Exercise instructions
Search the material below for the string "omfatter" and list each line that holds it.

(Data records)

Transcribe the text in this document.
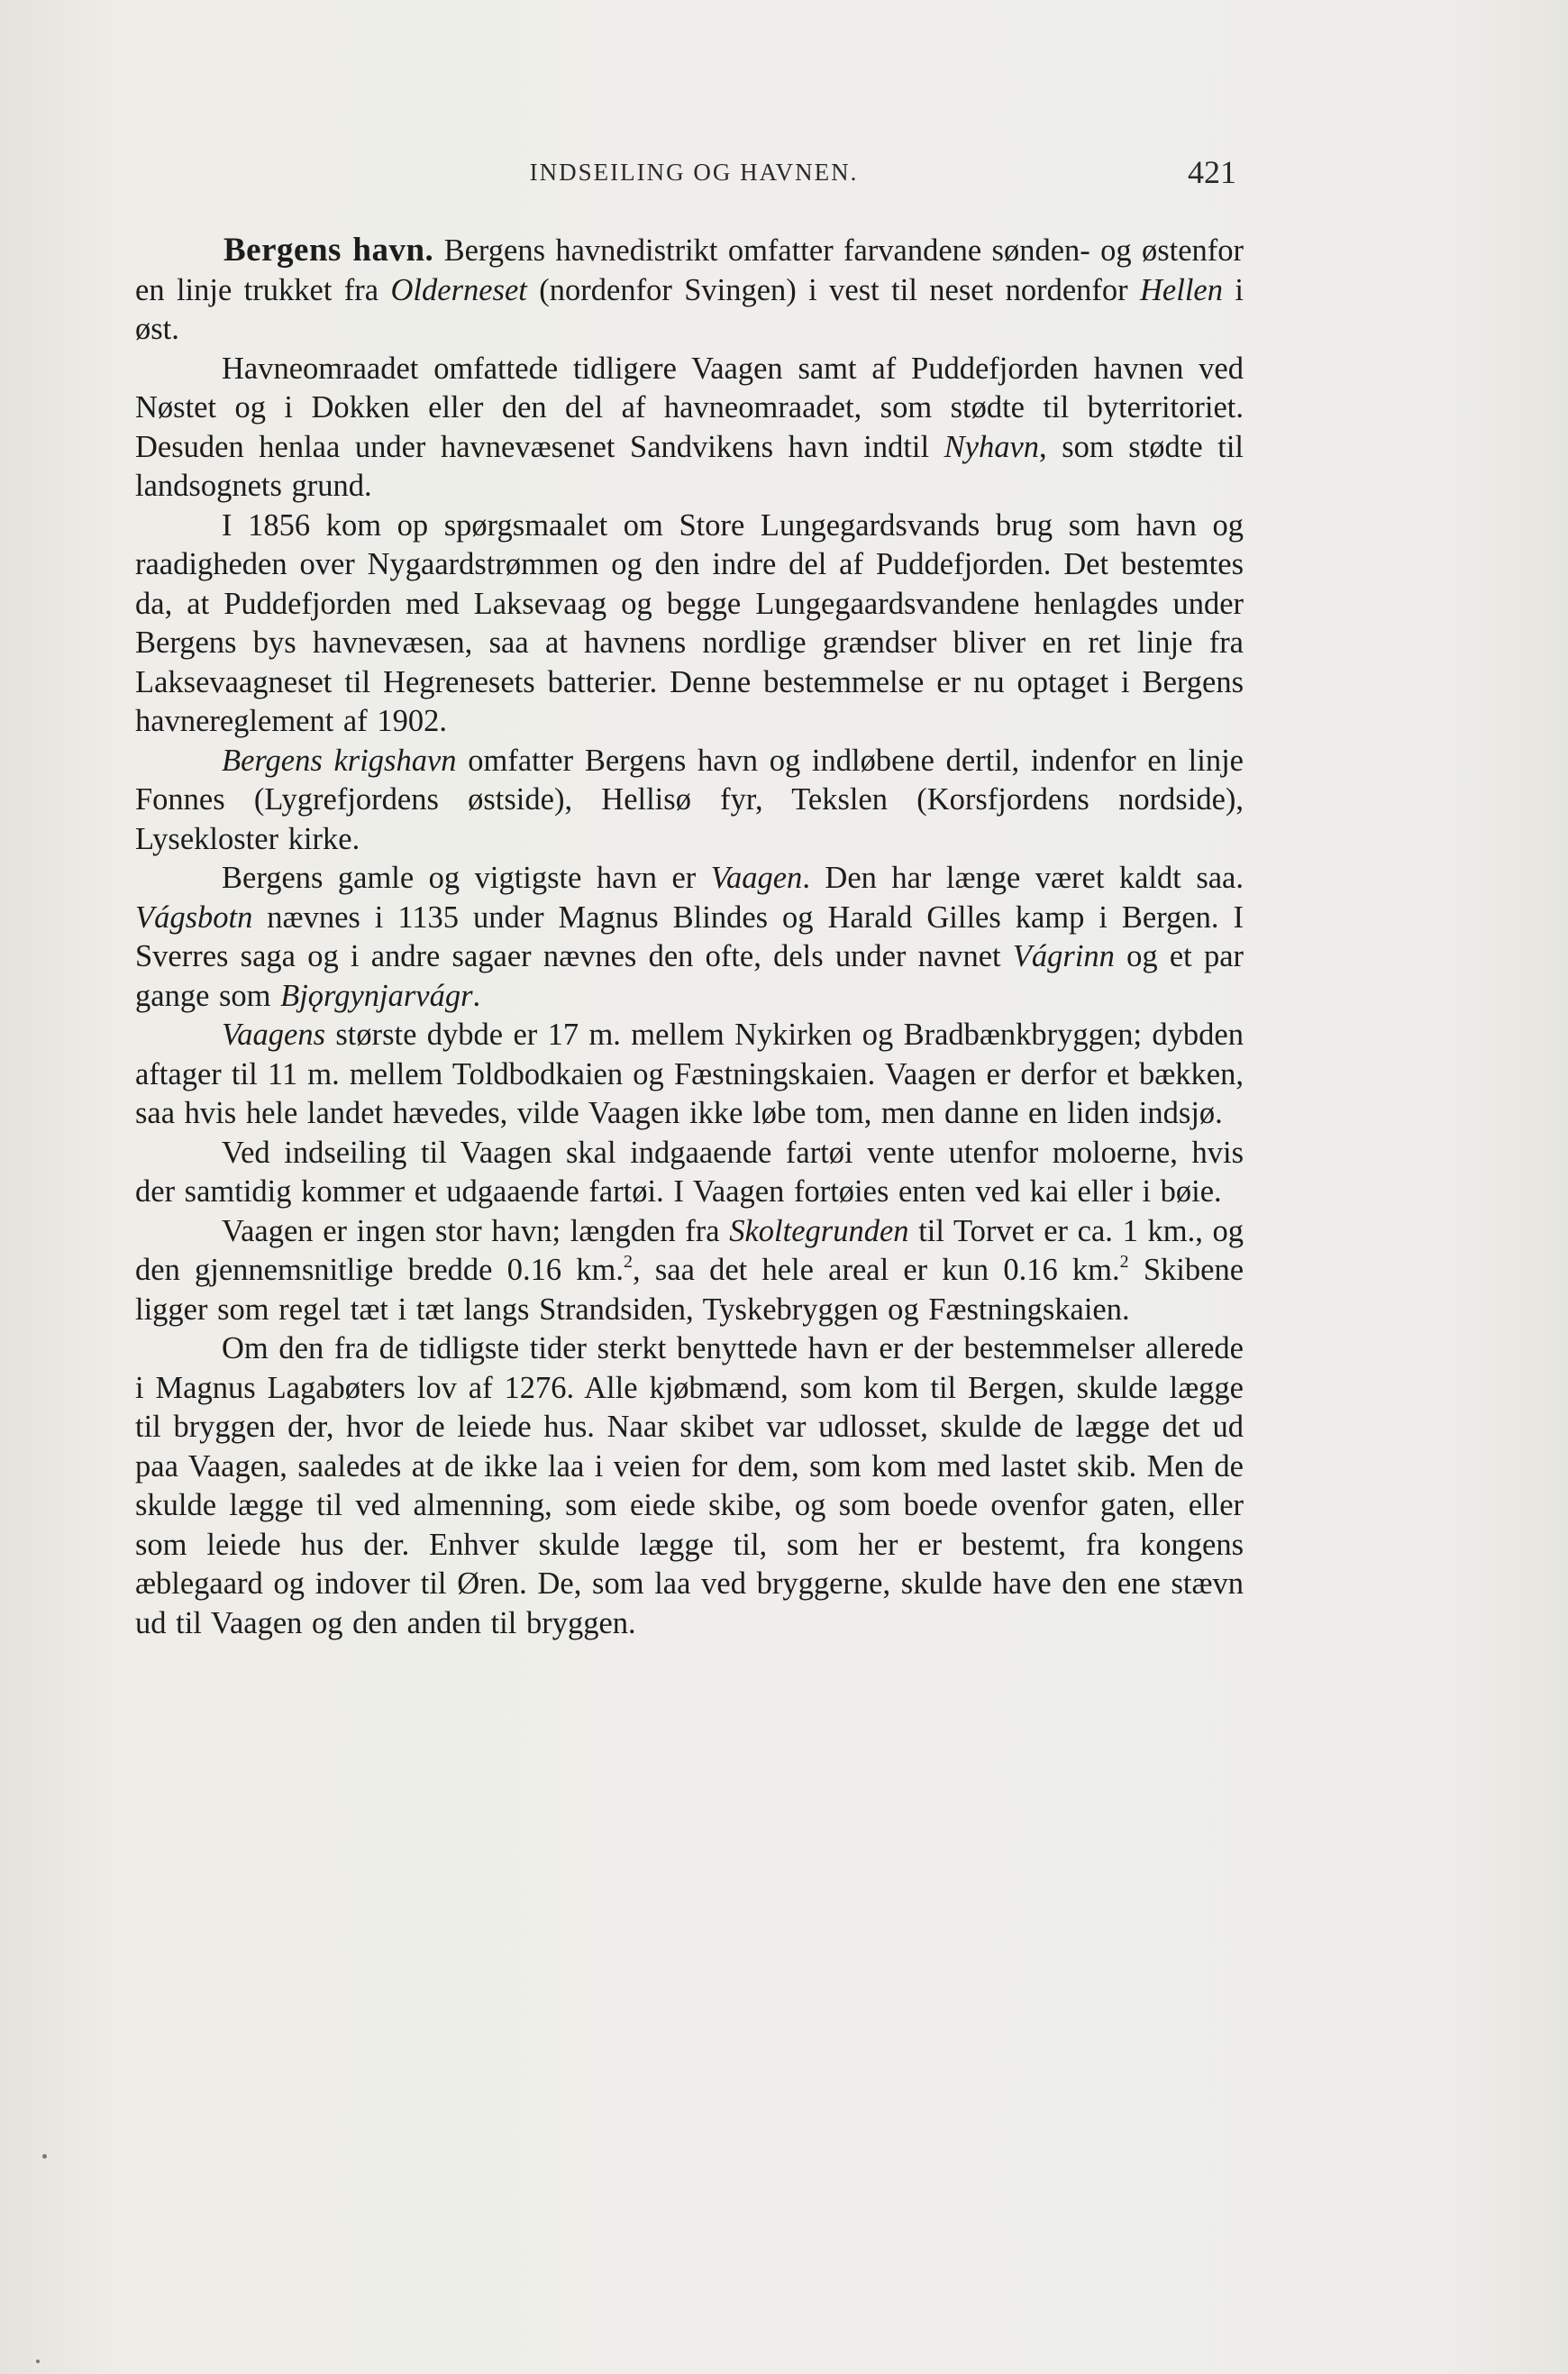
INDSEILING OG HAVNEN.	421

Bergens havn. Bergens havnedistrikt omfatter farvandene sønden- og østenfor en linje trukket fra Olderneset (nordenfor Svingen) i vest til neset nordenfor Hellen i øst.

Havneomraadet omfattede tidligere Vaagen samt af Puddefjorden havnen ved Nøstet og i Dokken eller den del af havneomraadet, som stødte til byterritoriet. Desuden henlaa under havnevæsenet Sandvikens havn indtil Nyhavn, som stødte til landsognets grund.

I 1856 kom op spørgsmaalet om Store Lungegardsvands brug som havn og raadigheden over Nygaardstrømmen og den indre del af Puddefjorden. Det bestemtes da, at Puddefjorden med Laksevaag og begge Lungegaardsvandene henlagdes under Bergens bys havnevæsen, saa at havnens nordlige grændser bliver en ret linje fra Laksevaagneset til Hegrenesets batterier. Denne bestemmelse er nu optaget i Bergens havnereglement af 1902.

Bergens krigshavn omfatter Bergens havn og indløbene dertil, indenfor en linje Fonnes (Lygrefjordens østside), Hellisø fyr, Tekslen (Korsfjordens nordside), Lysekloster kirke.

Bergens gamle og vigtigste havn er Vaagen. Den har længe været kaldt saa. Vágsbotn nævnes i 1135 under Magnus Blindes og Harald Gilles kamp i Bergen. I Sverres saga og i andre sagaer nævnes den ofte, dels under navnet Vágrinn og et par gange som Bjǫrgynjarvágr.

Vaagens største dybde er 17 m. mellem Nykirken og Bradbænkbryggen; dybden aftager til 11 m. mellem Toldbodkaien og Fæstningskaien. Vaagen er derfor et bækken, saa hvis hele landet hævedes, vilde Vaagen ikke løbe tom, men danne en liden indsjø.

Ved indseiling til Vaagen skal indgaaende fartøi vente utenfor moloerne, hvis der samtidig kommer et udgaaende fartøi. I Vaagen fortøies enten ved kai eller i bøie.

Vaagen er ingen stor havn; længden fra Skoltegrunden til Torvet er ca. 1 km., og den gjennemsnitlige bredde 0.16 km.$^2$, saa det hele areal er kun 0.16 km.$^2$ Skibene ligger som regel tæt i tæt langs Strandsiden, Tyskebryggen og Fæstningskaien.

Om den fra de tidligste tider sterkt benyttede havn er der bestemmelser allerede i Magnus Lagabøters lov af 1276. Alle kjøbmænd, som kom til Bergen, skulde lægge til bryggen der, hvor de leiede hus. Naar skibet var udlosset, skulde de lægge det ud paa Vaagen, saaledes at de ikke laa i veien for dem, som kom med lastet skib. Men de skulde lægge til ved almenning, som eiede skibe, og som boede ovenfor gaten, eller som leiede hus der. Enhver skulde lægge til, som her er bestemt, fra kongens æblegaard og indover til Øren. De, som laa ved bryggerne, skulde have den ene stævn ud til Vaagen og den anden til bryggen.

Answer
Bergens havn. Bergens havnedistrikt omfatter farvandene sønden- og østenfor en linje trukket fra Olderneset (nordenfor Svingen) i vest til neset nordenfor Hellen i øst.
Bergens krigshavn omfatter Bergens havn og indløbene dertil, indenfor en linje Fonnes (Lygrefjordens østside), Hellisø fyr, Tekslen (Korsfjordens nordside), Lysekloster kirke.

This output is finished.